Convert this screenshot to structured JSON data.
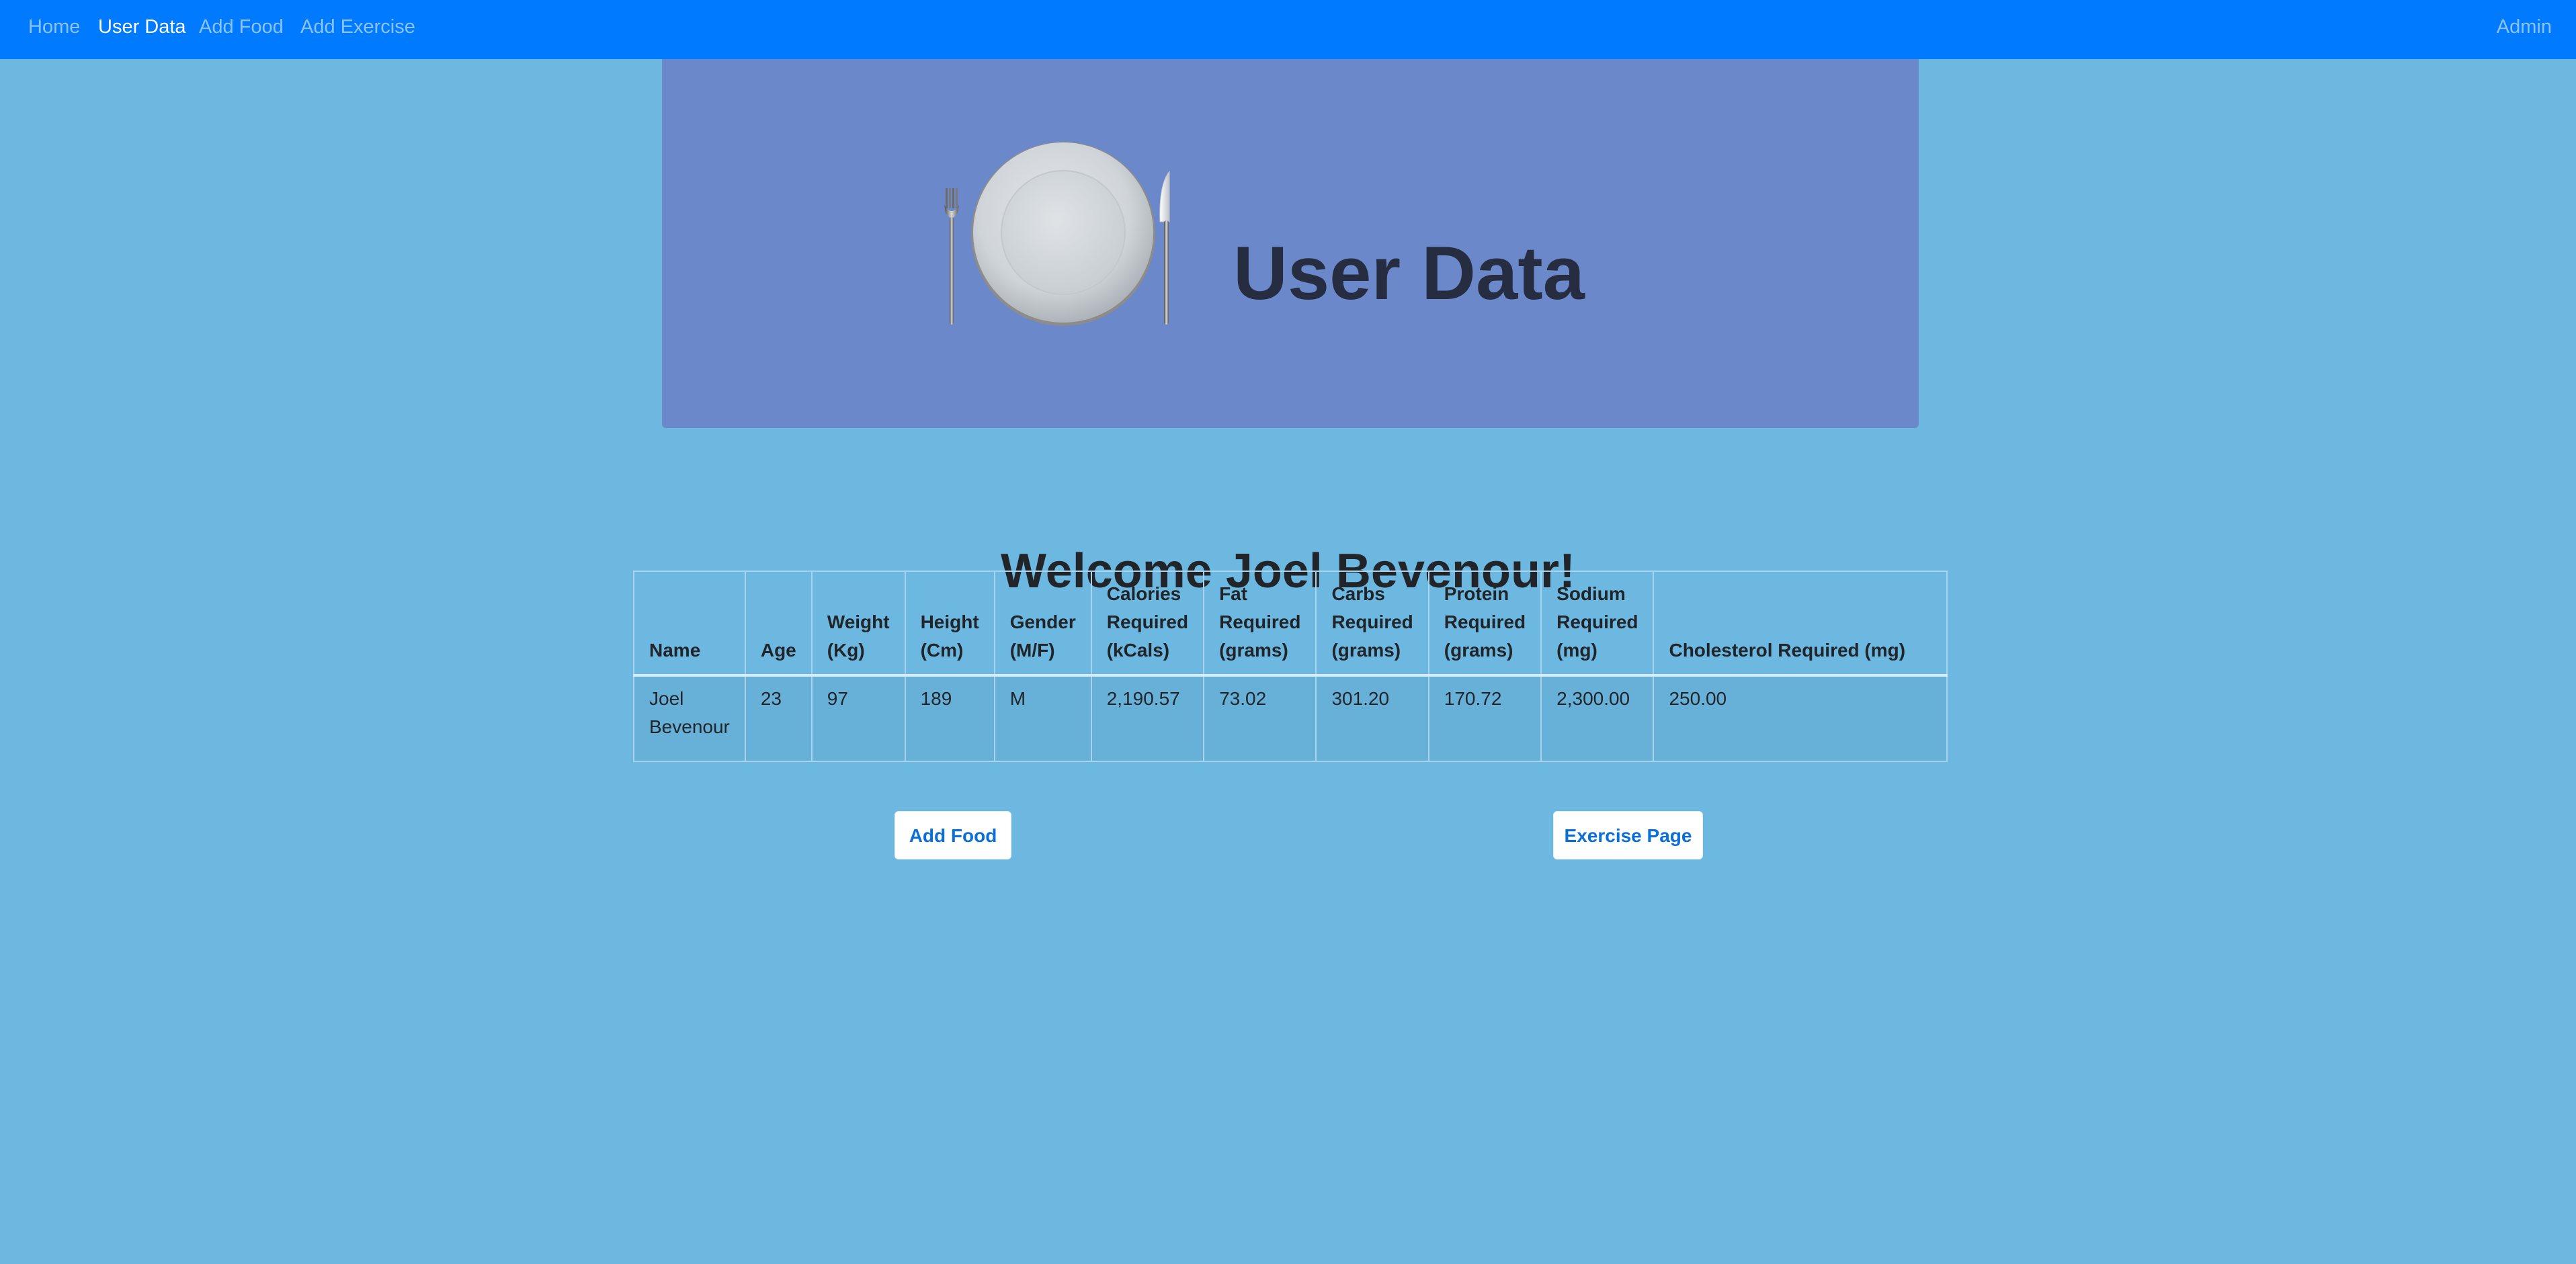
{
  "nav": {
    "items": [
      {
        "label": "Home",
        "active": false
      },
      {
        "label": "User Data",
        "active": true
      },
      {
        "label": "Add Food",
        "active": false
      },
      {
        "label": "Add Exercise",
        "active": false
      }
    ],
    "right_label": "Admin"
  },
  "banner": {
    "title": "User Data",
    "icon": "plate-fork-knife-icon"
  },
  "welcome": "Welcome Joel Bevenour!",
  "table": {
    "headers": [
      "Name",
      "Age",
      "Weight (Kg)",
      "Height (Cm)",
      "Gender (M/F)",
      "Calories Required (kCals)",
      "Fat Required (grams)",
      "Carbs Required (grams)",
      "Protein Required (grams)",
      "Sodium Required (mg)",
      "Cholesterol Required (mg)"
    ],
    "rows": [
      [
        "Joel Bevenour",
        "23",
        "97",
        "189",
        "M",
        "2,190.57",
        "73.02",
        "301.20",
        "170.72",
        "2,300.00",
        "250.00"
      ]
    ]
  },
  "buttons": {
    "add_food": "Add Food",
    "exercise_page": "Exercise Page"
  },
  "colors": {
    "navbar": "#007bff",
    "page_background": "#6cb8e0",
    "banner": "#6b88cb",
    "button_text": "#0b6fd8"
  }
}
○ ○ ○ ○
→ **WHAT YOU WILL DO**
Gather all lines from the records above in which "Bevenour" appears.

→ **PROBLEM SOLUTION**
  "welcome": "Welcome Joel Bevenour!",
        "Joel Bevenour",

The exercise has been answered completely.